▶ [Exercise prompt]: Comb the records below for the string "Zilonkovski" and copy each line where it turns up.

▶ [Record list]:
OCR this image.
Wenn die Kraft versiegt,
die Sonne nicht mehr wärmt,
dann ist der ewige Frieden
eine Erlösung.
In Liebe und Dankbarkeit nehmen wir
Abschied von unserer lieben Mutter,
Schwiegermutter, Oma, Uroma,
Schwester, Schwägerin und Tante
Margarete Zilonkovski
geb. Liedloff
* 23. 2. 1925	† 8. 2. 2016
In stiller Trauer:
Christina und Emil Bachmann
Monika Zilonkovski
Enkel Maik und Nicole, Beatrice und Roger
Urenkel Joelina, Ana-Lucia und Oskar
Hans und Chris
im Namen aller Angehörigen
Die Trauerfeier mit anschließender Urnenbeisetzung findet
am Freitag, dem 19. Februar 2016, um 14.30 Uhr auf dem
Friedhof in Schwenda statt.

▶ [Response to the exercise]:
Margarete Zilonkovski
Monika Zilonkovski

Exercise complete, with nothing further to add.